** PROBLEM TO SOLVE **
Read the lines that follow and pick out every one containing the word "from".

** EXERCISE MATERIAL **
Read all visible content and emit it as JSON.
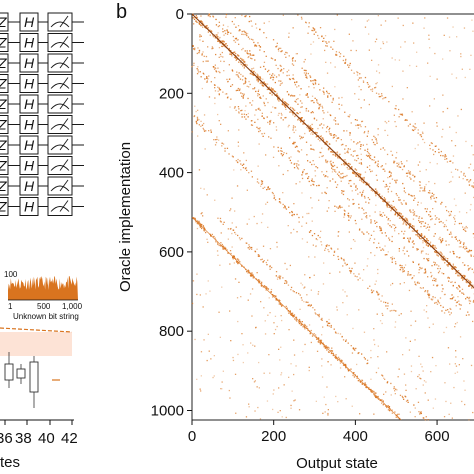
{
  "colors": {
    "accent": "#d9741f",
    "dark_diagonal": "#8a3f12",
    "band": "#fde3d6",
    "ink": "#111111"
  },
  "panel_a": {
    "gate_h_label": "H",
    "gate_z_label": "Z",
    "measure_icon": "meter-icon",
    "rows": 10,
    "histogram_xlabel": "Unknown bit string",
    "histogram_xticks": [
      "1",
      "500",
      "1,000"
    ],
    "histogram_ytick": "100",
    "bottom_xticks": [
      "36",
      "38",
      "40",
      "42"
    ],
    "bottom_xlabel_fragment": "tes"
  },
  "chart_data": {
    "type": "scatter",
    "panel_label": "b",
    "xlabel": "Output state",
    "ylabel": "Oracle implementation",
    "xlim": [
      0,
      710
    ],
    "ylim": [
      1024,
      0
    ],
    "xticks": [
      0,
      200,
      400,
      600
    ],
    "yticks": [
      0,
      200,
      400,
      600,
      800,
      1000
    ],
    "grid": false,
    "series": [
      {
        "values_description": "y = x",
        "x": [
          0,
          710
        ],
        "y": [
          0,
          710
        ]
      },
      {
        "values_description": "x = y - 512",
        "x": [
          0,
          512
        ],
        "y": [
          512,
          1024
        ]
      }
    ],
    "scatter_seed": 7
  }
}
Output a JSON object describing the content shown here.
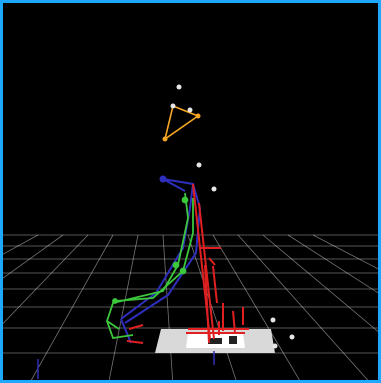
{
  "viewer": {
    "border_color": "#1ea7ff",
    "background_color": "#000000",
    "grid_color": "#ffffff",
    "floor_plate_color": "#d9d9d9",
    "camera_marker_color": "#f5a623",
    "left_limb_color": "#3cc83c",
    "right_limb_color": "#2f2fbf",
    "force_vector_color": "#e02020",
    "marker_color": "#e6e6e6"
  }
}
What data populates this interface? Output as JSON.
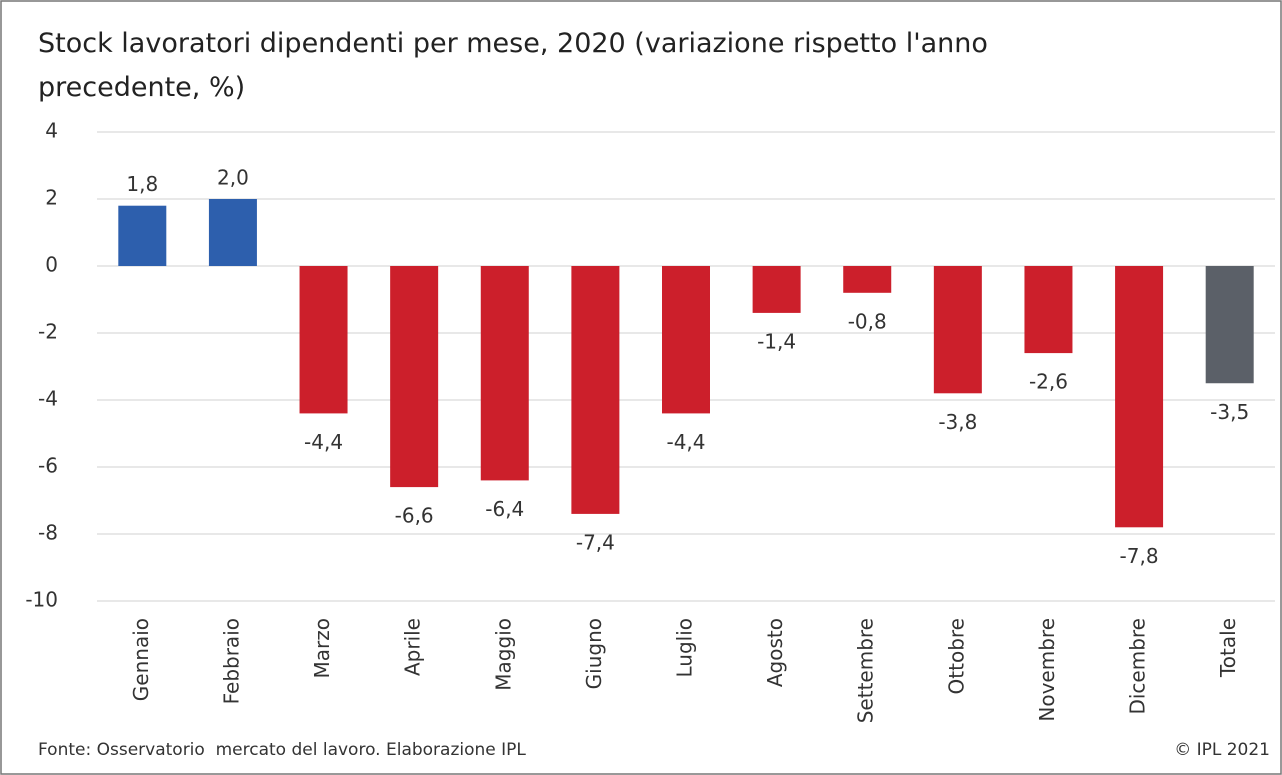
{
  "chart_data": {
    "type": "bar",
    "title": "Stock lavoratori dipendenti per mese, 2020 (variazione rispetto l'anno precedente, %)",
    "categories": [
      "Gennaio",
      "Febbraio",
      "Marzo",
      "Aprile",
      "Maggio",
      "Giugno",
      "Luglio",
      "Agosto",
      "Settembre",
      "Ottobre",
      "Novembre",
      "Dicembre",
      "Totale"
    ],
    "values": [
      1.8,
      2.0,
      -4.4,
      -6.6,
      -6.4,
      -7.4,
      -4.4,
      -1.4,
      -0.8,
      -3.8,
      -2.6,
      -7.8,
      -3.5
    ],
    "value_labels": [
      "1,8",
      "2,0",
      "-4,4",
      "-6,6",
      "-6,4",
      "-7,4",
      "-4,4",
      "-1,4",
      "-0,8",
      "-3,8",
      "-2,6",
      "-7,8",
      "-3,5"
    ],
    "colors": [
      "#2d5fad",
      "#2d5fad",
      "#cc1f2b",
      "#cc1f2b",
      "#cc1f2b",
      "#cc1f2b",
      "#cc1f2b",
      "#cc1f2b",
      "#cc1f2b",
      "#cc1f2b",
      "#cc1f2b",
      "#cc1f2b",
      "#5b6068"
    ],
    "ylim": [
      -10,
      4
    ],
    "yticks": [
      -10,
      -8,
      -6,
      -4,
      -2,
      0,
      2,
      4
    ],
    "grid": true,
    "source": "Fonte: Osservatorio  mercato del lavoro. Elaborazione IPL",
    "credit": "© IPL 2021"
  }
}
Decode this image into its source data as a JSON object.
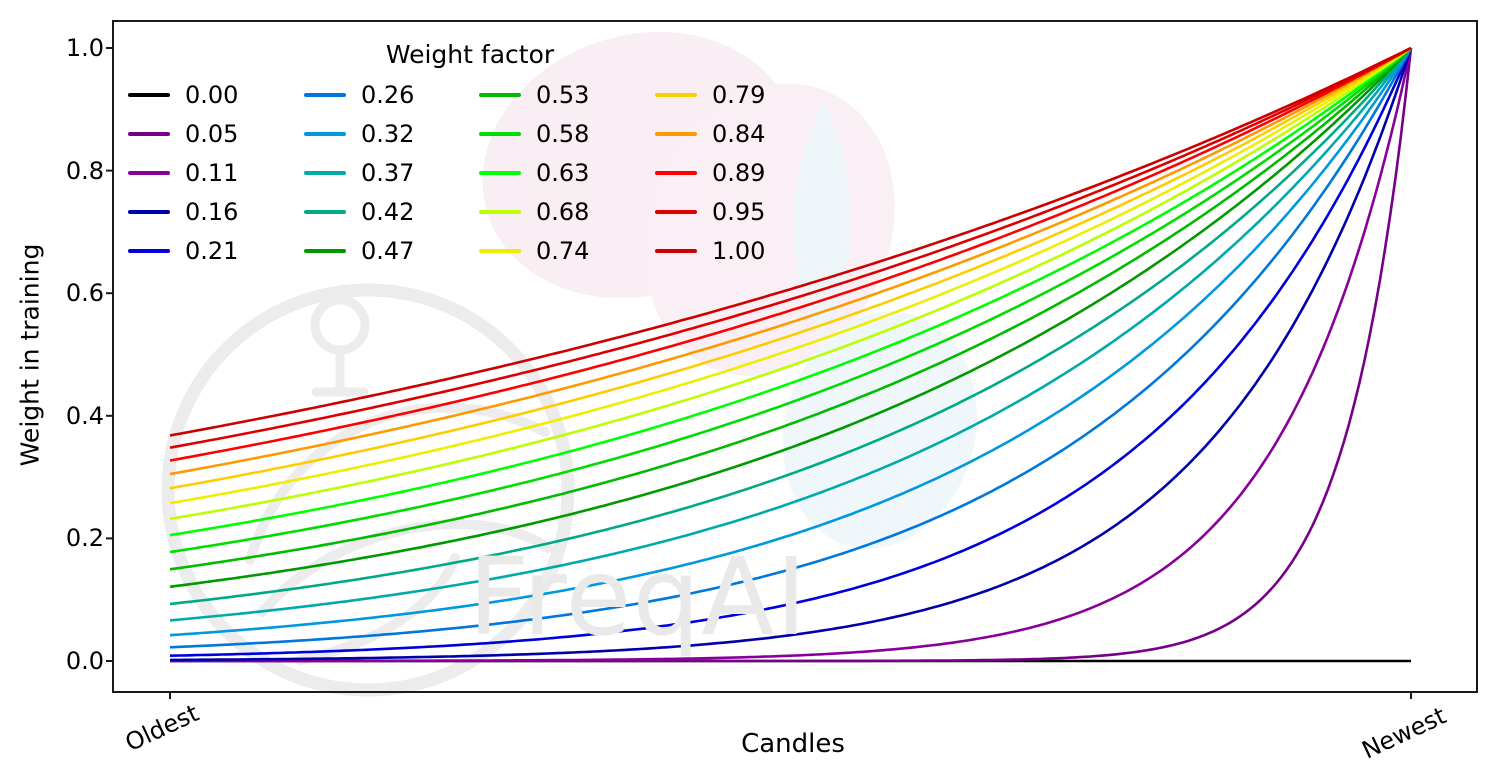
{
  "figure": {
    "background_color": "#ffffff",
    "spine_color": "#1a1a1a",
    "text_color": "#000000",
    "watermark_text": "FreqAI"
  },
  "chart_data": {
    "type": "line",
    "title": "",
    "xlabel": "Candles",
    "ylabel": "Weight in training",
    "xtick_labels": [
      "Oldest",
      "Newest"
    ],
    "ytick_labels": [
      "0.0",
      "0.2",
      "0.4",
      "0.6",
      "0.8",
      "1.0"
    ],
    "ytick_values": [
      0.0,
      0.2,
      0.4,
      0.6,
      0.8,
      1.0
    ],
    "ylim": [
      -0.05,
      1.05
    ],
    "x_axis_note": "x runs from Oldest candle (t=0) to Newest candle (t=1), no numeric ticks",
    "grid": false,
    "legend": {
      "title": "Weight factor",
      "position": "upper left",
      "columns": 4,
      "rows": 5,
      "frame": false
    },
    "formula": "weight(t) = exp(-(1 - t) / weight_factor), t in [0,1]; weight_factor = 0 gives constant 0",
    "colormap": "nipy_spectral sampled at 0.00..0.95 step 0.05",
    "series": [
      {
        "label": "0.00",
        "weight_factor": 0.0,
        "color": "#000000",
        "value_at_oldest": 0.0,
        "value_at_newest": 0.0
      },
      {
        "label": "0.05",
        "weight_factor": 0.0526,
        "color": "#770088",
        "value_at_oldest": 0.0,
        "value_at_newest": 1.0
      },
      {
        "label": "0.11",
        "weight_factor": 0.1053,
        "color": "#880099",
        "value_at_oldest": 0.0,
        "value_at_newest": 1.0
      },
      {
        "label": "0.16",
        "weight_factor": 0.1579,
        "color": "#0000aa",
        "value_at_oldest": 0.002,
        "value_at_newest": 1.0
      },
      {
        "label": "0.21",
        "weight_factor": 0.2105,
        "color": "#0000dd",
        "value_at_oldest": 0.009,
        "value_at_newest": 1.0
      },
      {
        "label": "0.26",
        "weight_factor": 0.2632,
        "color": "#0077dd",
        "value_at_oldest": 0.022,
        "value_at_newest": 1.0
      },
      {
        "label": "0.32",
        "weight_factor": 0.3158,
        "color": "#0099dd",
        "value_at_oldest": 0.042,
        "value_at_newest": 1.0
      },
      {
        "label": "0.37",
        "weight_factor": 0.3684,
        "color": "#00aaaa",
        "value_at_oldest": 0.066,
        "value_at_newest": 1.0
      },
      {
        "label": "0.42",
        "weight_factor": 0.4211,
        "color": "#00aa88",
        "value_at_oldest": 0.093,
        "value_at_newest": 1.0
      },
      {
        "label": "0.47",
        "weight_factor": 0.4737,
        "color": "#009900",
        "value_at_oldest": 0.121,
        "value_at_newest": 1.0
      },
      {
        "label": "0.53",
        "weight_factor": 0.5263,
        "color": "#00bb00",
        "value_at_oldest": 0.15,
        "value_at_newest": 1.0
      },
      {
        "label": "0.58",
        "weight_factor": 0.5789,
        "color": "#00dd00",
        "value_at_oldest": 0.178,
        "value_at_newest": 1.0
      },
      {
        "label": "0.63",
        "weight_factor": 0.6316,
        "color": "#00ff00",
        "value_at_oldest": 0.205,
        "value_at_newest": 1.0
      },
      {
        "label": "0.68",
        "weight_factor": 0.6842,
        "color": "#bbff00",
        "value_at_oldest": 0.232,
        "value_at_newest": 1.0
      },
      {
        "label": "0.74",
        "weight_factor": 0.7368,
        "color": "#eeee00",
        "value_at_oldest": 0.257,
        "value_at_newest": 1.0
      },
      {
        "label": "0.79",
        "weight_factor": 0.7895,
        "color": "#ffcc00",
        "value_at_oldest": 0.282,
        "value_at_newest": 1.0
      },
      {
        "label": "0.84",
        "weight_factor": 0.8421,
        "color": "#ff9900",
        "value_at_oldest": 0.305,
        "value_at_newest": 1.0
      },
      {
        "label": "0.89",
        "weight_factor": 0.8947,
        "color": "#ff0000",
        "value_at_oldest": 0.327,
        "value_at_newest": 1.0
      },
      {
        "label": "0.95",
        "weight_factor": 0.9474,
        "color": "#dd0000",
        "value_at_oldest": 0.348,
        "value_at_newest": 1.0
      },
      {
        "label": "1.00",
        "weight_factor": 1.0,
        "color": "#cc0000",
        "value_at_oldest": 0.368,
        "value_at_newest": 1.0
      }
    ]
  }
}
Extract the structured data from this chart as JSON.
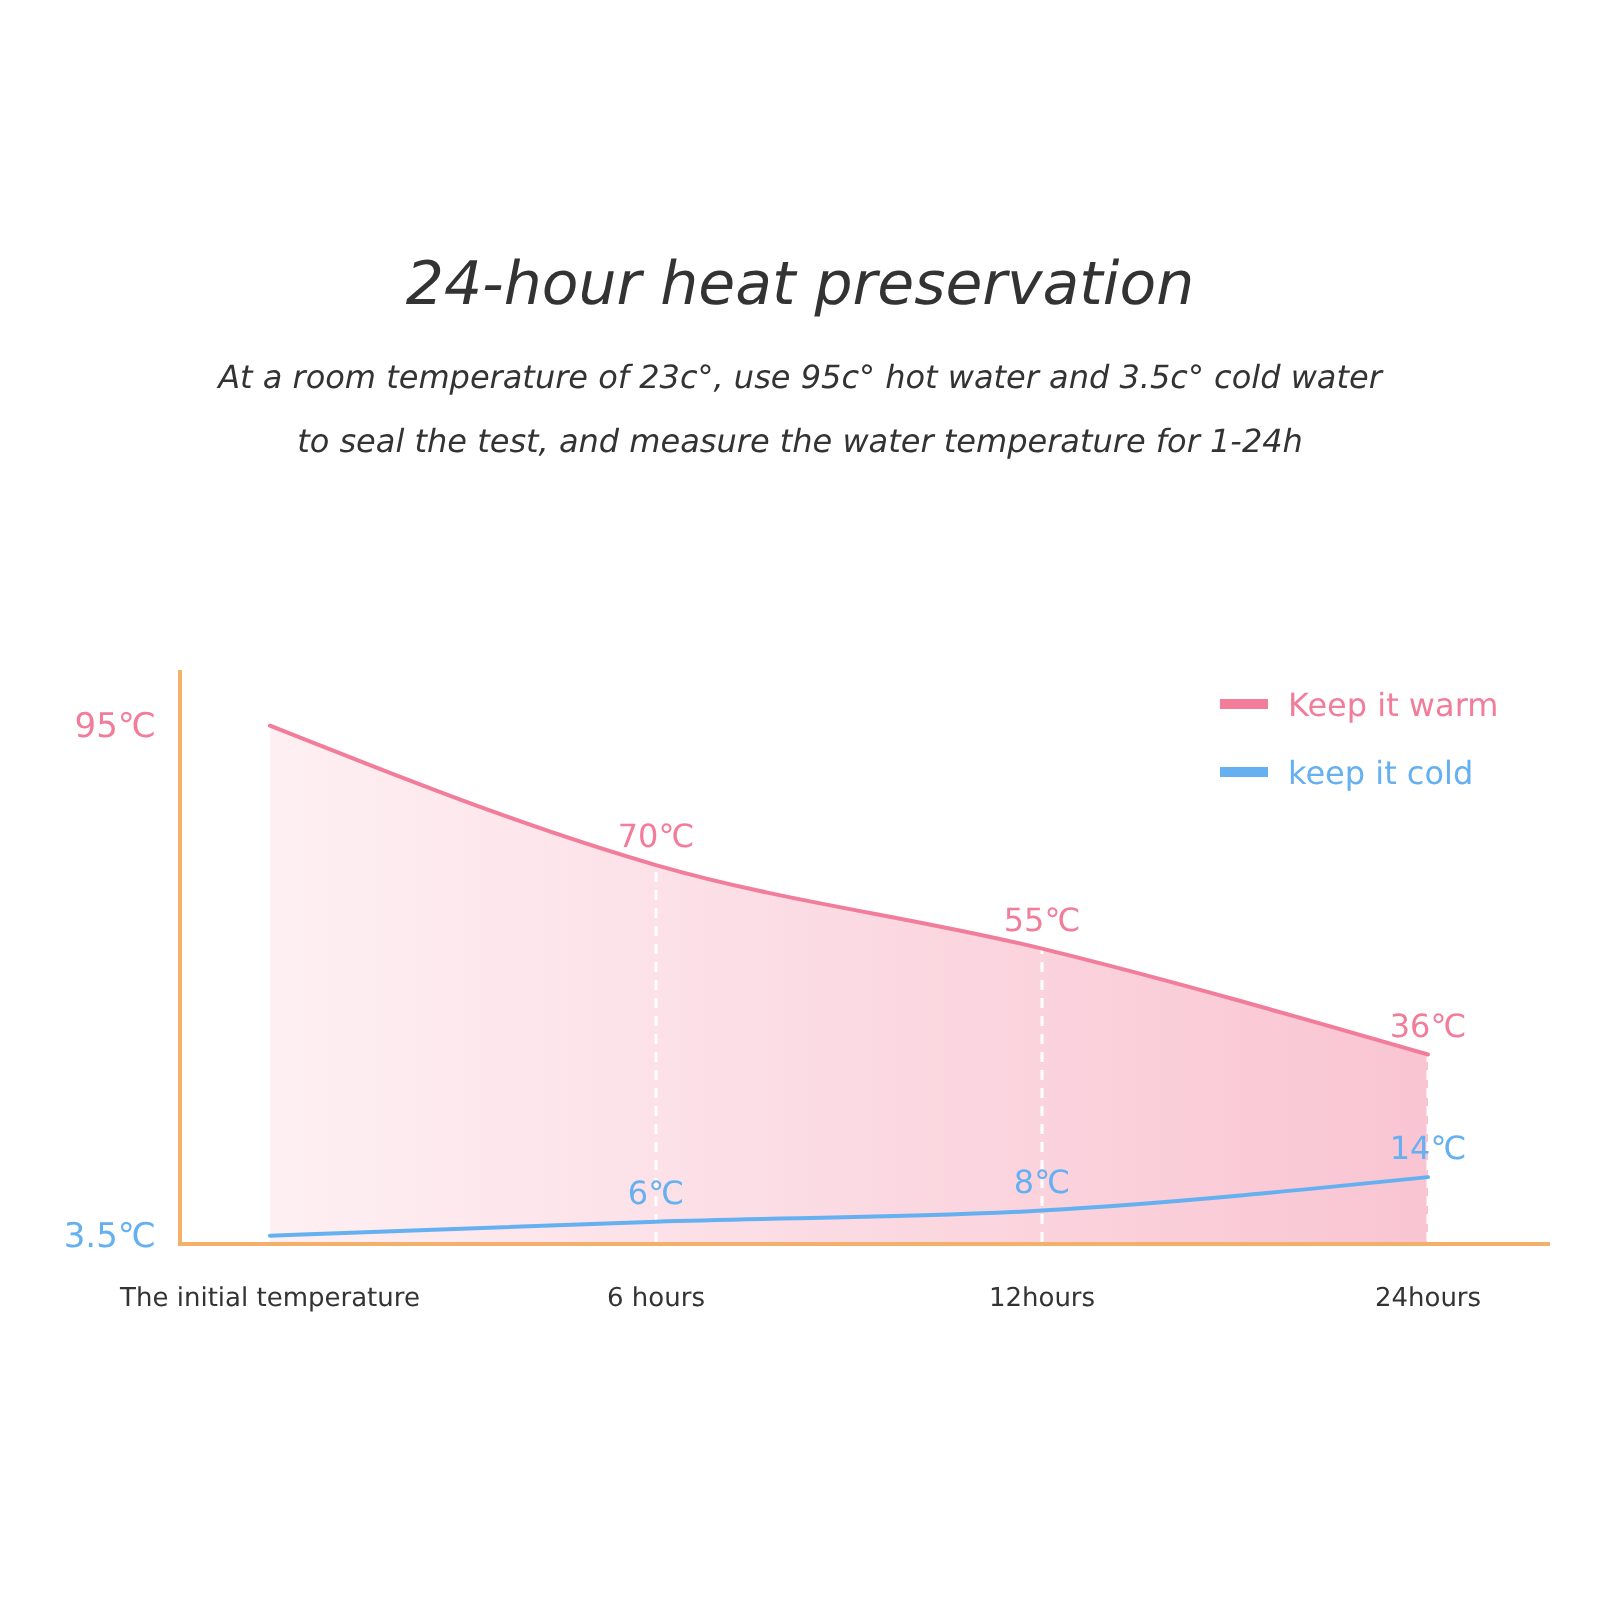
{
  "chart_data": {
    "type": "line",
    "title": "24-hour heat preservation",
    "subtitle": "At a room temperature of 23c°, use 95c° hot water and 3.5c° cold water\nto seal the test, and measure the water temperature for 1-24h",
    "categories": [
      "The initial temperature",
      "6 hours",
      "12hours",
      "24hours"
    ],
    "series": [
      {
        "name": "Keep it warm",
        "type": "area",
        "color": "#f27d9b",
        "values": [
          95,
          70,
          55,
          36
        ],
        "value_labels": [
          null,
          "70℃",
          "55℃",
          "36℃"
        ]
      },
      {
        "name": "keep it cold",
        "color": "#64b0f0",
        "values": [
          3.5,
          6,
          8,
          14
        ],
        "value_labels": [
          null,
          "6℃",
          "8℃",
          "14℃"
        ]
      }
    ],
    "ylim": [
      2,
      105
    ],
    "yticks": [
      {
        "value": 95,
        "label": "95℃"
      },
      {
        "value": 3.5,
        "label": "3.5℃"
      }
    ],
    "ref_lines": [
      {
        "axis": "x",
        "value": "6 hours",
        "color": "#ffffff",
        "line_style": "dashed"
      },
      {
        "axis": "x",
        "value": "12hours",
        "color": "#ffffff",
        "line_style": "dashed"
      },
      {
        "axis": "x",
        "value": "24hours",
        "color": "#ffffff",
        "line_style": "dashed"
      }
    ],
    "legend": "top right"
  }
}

** FINAL ANSWER **
    "x_axis_note": "x runs from Oldest candle (t=0) to Newest candle (t=1), no numeric ticks",
Extract the structured data from this chart as JSON.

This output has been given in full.